_GIVEN PROBLEM_: All lines in which the word "allégorie" occurs are to be extracted.

_Saved data entries_:
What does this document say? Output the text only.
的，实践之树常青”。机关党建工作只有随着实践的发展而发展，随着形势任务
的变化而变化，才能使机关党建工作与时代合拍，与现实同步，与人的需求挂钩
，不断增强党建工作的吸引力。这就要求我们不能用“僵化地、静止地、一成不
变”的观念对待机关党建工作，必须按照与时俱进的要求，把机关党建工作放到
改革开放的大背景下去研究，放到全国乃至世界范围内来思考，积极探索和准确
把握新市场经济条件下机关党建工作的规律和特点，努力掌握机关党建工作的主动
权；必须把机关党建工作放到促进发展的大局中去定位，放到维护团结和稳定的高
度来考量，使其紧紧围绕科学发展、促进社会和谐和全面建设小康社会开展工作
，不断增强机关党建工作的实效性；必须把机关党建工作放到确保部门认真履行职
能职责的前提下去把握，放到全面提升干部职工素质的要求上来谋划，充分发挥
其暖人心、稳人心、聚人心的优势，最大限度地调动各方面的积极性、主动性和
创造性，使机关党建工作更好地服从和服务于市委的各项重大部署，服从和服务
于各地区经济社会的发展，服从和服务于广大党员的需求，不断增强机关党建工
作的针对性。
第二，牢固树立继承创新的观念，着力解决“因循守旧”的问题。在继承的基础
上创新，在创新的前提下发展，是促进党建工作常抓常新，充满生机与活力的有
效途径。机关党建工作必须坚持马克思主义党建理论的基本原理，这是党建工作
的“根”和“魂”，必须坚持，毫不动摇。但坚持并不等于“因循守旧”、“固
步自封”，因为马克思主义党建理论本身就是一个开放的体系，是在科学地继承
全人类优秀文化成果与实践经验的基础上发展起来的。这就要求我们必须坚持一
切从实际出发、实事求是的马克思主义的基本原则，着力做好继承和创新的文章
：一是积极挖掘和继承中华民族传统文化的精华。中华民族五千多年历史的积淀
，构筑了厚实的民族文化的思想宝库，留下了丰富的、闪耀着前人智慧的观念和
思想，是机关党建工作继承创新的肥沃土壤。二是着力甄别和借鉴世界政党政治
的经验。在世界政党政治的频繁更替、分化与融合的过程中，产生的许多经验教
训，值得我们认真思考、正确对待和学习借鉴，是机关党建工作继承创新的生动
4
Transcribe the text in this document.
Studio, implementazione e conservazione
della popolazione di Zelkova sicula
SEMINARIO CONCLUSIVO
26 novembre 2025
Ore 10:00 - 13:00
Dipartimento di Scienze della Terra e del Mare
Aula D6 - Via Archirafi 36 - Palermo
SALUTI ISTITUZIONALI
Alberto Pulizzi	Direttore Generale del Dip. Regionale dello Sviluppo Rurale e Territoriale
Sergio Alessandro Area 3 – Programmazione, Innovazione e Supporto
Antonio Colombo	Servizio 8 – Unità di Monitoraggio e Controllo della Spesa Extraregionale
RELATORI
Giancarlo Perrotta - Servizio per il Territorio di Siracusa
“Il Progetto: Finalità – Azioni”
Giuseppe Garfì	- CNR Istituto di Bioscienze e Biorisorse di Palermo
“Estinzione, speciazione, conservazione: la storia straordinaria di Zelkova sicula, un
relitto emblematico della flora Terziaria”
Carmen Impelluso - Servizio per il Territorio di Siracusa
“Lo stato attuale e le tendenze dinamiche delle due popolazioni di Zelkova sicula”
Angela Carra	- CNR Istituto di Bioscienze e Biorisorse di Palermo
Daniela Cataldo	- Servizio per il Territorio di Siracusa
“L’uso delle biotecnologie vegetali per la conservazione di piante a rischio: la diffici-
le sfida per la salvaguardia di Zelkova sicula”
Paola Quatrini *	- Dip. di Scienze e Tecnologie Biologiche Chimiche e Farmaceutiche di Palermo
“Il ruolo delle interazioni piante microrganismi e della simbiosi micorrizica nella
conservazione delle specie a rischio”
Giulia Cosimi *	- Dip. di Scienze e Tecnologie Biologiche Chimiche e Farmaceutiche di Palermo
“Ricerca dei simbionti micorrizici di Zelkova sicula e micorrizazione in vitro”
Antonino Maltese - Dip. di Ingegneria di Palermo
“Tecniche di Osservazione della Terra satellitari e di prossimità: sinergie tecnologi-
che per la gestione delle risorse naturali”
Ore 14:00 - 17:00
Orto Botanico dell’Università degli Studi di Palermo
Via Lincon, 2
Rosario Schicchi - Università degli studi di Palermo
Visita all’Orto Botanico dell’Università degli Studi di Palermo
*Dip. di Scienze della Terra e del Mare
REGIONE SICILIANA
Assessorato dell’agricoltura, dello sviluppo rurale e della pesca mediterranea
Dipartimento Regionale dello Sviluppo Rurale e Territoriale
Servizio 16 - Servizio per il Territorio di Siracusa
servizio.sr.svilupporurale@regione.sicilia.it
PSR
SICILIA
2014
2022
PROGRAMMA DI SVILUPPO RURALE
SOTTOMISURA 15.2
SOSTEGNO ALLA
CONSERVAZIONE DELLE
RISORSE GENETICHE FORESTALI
...
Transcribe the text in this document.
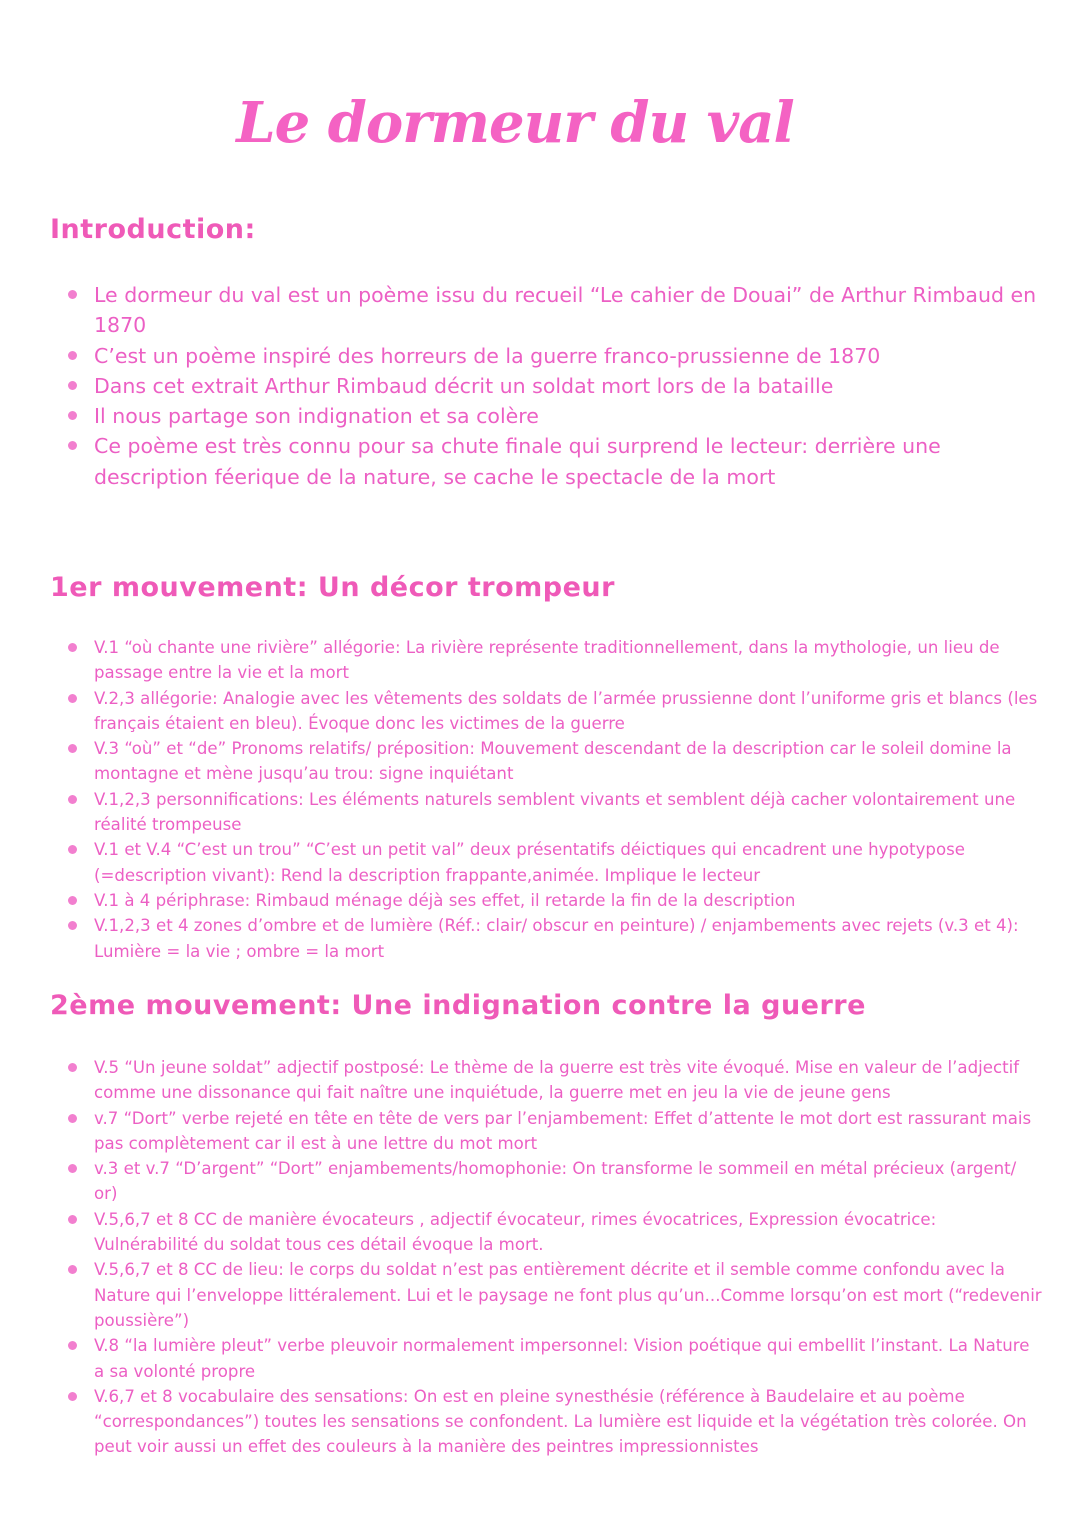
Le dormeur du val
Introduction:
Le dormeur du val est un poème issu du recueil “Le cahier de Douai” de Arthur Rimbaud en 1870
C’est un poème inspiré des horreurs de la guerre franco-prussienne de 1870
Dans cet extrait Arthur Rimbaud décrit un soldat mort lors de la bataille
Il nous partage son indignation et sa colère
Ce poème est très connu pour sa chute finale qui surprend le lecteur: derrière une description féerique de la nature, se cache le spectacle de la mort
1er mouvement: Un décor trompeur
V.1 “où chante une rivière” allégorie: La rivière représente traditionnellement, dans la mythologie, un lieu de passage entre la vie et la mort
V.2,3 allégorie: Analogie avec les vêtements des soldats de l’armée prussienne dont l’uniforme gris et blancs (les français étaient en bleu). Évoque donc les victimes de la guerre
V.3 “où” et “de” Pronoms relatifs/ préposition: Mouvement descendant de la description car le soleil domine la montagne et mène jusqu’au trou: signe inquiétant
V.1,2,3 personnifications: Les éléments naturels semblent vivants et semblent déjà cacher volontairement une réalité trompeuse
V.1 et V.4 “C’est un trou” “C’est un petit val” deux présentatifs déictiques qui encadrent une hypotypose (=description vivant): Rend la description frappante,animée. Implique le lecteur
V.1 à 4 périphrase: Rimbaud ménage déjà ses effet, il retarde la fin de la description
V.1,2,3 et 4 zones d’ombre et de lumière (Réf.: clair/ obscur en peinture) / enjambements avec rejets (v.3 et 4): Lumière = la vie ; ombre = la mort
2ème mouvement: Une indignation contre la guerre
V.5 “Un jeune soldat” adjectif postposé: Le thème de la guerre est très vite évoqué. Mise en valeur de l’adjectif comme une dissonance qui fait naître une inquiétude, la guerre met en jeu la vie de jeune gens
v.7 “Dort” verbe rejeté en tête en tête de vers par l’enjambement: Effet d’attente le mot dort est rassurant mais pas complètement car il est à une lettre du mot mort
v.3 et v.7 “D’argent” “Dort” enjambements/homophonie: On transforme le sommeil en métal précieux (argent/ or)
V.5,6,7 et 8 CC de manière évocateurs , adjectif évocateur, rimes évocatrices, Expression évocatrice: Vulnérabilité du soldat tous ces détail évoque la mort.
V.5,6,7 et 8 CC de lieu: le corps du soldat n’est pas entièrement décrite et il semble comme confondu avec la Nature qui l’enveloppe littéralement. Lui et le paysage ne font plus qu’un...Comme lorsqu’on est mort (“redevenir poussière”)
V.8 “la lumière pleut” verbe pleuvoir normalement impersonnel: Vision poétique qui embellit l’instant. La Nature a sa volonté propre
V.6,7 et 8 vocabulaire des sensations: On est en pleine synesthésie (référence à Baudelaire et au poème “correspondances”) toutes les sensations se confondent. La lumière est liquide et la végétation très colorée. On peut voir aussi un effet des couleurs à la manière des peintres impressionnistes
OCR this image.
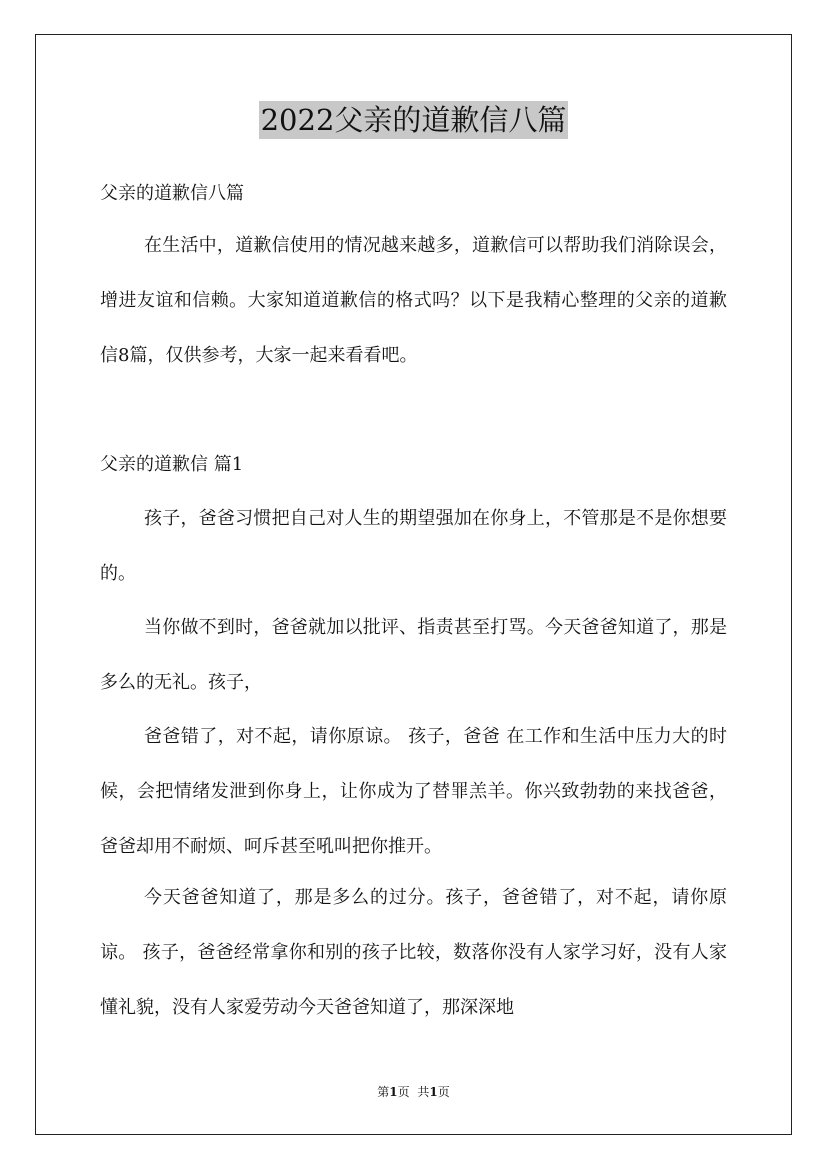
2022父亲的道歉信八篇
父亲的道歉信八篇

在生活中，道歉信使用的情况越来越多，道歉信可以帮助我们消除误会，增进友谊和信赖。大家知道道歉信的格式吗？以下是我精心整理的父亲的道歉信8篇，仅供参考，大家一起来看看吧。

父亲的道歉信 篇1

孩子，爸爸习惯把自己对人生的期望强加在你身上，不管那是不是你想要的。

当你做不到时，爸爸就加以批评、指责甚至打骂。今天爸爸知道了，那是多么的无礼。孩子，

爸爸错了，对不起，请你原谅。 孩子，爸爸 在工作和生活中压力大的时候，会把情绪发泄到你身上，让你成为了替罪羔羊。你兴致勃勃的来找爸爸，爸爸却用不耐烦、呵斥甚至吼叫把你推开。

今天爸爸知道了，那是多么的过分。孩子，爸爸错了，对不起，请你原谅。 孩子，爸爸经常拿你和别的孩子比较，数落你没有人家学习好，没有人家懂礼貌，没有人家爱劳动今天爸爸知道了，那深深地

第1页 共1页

_RESULT OF THE EXERCISE_:
V.1 “où chante une rivière” allégorie: La rivière représente traditionnellement, dans la mythologie, un lieu de passage entre la vie et la mort
V.2,3 allégorie: Analogie avec les vêtements des soldats de l’armée prussienne dont l’uniforme gris et blancs (les français étaient en bleu). Évoque donc les victimes de la guerre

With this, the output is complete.